INPUT MATERIAL:
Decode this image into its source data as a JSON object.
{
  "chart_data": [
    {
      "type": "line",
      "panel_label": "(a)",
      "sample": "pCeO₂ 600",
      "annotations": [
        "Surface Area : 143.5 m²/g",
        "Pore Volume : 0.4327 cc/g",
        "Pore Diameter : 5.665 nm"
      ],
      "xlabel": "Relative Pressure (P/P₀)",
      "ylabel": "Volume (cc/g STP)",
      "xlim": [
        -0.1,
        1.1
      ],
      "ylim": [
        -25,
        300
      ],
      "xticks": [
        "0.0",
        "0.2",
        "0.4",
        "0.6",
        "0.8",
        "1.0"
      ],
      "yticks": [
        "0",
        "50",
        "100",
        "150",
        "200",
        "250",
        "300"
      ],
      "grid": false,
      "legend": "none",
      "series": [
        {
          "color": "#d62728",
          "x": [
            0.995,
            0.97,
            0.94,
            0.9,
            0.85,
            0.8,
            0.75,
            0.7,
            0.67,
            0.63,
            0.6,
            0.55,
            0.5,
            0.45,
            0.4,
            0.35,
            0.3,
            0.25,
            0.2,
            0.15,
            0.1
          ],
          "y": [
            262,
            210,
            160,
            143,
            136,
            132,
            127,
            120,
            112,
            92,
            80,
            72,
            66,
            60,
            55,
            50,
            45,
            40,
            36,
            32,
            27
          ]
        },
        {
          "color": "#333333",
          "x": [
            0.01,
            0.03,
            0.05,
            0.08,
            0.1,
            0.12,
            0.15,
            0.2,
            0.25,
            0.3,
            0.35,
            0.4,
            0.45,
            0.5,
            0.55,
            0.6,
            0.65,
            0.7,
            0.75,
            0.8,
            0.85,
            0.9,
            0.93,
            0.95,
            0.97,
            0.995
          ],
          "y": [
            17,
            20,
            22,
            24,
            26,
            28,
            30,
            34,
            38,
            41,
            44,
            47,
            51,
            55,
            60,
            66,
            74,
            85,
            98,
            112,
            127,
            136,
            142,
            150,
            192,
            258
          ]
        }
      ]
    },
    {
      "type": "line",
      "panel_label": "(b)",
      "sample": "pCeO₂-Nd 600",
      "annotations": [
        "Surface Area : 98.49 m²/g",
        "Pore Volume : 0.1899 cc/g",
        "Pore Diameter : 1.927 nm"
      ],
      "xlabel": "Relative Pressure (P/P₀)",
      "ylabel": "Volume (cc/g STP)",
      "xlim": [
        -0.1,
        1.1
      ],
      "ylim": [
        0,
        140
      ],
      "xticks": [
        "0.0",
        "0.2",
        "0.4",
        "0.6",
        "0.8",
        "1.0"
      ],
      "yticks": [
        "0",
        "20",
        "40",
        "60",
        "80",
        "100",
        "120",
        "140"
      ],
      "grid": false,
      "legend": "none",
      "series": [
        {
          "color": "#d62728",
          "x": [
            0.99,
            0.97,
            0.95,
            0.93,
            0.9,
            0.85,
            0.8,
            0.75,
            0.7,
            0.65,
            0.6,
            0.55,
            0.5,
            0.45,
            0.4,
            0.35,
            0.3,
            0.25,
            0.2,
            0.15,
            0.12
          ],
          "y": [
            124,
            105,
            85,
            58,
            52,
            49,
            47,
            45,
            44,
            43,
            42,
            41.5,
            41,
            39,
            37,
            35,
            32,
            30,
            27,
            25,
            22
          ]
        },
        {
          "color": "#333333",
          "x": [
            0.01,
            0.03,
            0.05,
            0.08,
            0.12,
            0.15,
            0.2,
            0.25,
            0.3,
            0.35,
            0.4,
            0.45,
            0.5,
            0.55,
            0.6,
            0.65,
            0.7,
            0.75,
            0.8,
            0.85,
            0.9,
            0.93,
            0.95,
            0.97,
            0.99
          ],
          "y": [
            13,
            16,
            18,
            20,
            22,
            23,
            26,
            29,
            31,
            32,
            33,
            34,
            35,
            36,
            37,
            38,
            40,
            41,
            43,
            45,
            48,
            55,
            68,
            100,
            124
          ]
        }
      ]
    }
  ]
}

TO DO: From the listing above, extract all records word for word.

FINAL ANSWER:
Decode this image into its source data as a JSON object.
{
  "chart_data": [
    {
      "type": "line",
      "panel_label": "(a)",
      "sample": "pCeO₂ 600",
      "annotations": [
        "Surface Area : 143.5 m²/g",
        "Pore Volume : 0.4327 cc/g",
        "Pore Diameter : 5.665 nm"
      ],
      "xlabel": "Relative Pressure (P/P₀)",
      "ylabel": "Volume (cc/g STP)",
      "xlim": [
        -0.1,
        1.1
      ],
      "ylim": [
        -25,
        300
      ],
      "xticks": [
        "0.0",
        "0.2",
        "0.4",
        "0.6",
        "0.8",
        "1.0"
      ],
      "yticks": [
        "0",
        "50",
        "100",
        "150",
        "200",
        "250",
        "300"
      ],
      "grid": false,
      "legend": "none",
      "series": [
        {
          "color": "#d62728",
          "x": [
            0.995,
            0.97,
            0.94,
            0.9,
            0.85,
            0.8,
            0.75,
            0.7,
            0.67,
            0.63,
            0.6,
            0.55,
            0.5,
            0.45,
            0.4,
            0.35,
            0.3,
            0.25,
            0.2,
            0.15,
            0.1
          ],
          "y": [
            262,
            210,
            160,
            143,
            136,
            132,
            127,
            120,
            112,
            92,
            80,
            72,
            66,
            60,
            55,
            50,
            45,
            40,
            36,
            32,
            27
          ]
        },
        {
          "color": "#333333",
          "x": [
            0.01,
            0.03,
            0.05,
            0.08,
            0.1,
            0.12,
            0.15,
            0.2,
            0.25,
            0.3,
            0.35,
            0.4,
            0.45,
            0.5,
            0.55,
            0.6,
            0.65,
            0.7,
            0.75,
            0.8,
            0.85,
            0.9,
            0.93,
            0.95,
            0.97,
            0.995
          ],
          "y": [
            17,
            20,
            22,
            24,
            26,
            28,
            30,
            34,
            38,
            41,
            44,
            47,
            51,
            55,
            60,
            66,
            74,
            85,
            98,
            112,
            127,
            136,
            142,
            150,
            192,
            258
          ]
        }
      ]
    },
    {
      "type": "line",
      "panel_label": "(b)",
      "sample": "pCeO₂-Nd 600",
      "annotations": [
        "Surface Area : 98.49 m²/g",
        "Pore Volume : 0.1899 cc/g",
        "Pore Diameter : 1.927 nm"
      ],
      "xlabel": "Relative Pressure (P/P₀)",
      "ylabel": "Volume (cc/g STP)",
      "xlim": [
        -0.1,
        1.1
      ],
      "ylim": [
        0,
        140
      ],
      "xticks": [
        "0.0",
        "0.2",
        "0.4",
        "0.6",
        "0.8",
        "1.0"
      ],
      "yticks": [
        "0",
        "20",
        "40",
        "60",
        "80",
        "100",
        "120",
        "140"
      ],
      "grid": false,
      "legend": "none",
      "series": [
        {
          "color": "#d62728",
          "x": [
            0.99,
            0.97,
            0.95,
            0.93,
            0.9,
            0.85,
            0.8,
            0.75,
            0.7,
            0.65,
            0.6,
            0.55,
            0.5,
            0.45,
            0.4,
            0.35,
            0.3,
            0.25,
            0.2,
            0.15,
            0.12
          ],
          "y": [
            124,
            105,
            85,
            58,
            52,
            49,
            47,
            45,
            44,
            43,
            42,
            41.5,
            41,
            39,
            37,
            35,
            32,
            30,
            27,
            25,
            22
          ]
        },
        {
          "color": "#333333",
          "x": [
            0.01,
            0.03,
            0.05,
            0.08,
            0.12,
            0.15,
            0.2,
            0.25,
            0.3,
            0.35,
            0.4,
            0.45,
            0.5,
            0.55,
            0.6,
            0.65,
            0.7,
            0.75,
            0.8,
            0.85,
            0.9,
            0.93,
            0.95,
            0.97,
            0.99
          ],
          "y": [
            13,
            16,
            18,
            20,
            22,
            23,
            26,
            29,
            31,
            32,
            33,
            34,
            35,
            36,
            37,
            38,
            40,
            41,
            43,
            45,
            48,
            55,
            68,
            100,
            124
          ]
        }
      ]
    }
  ]
}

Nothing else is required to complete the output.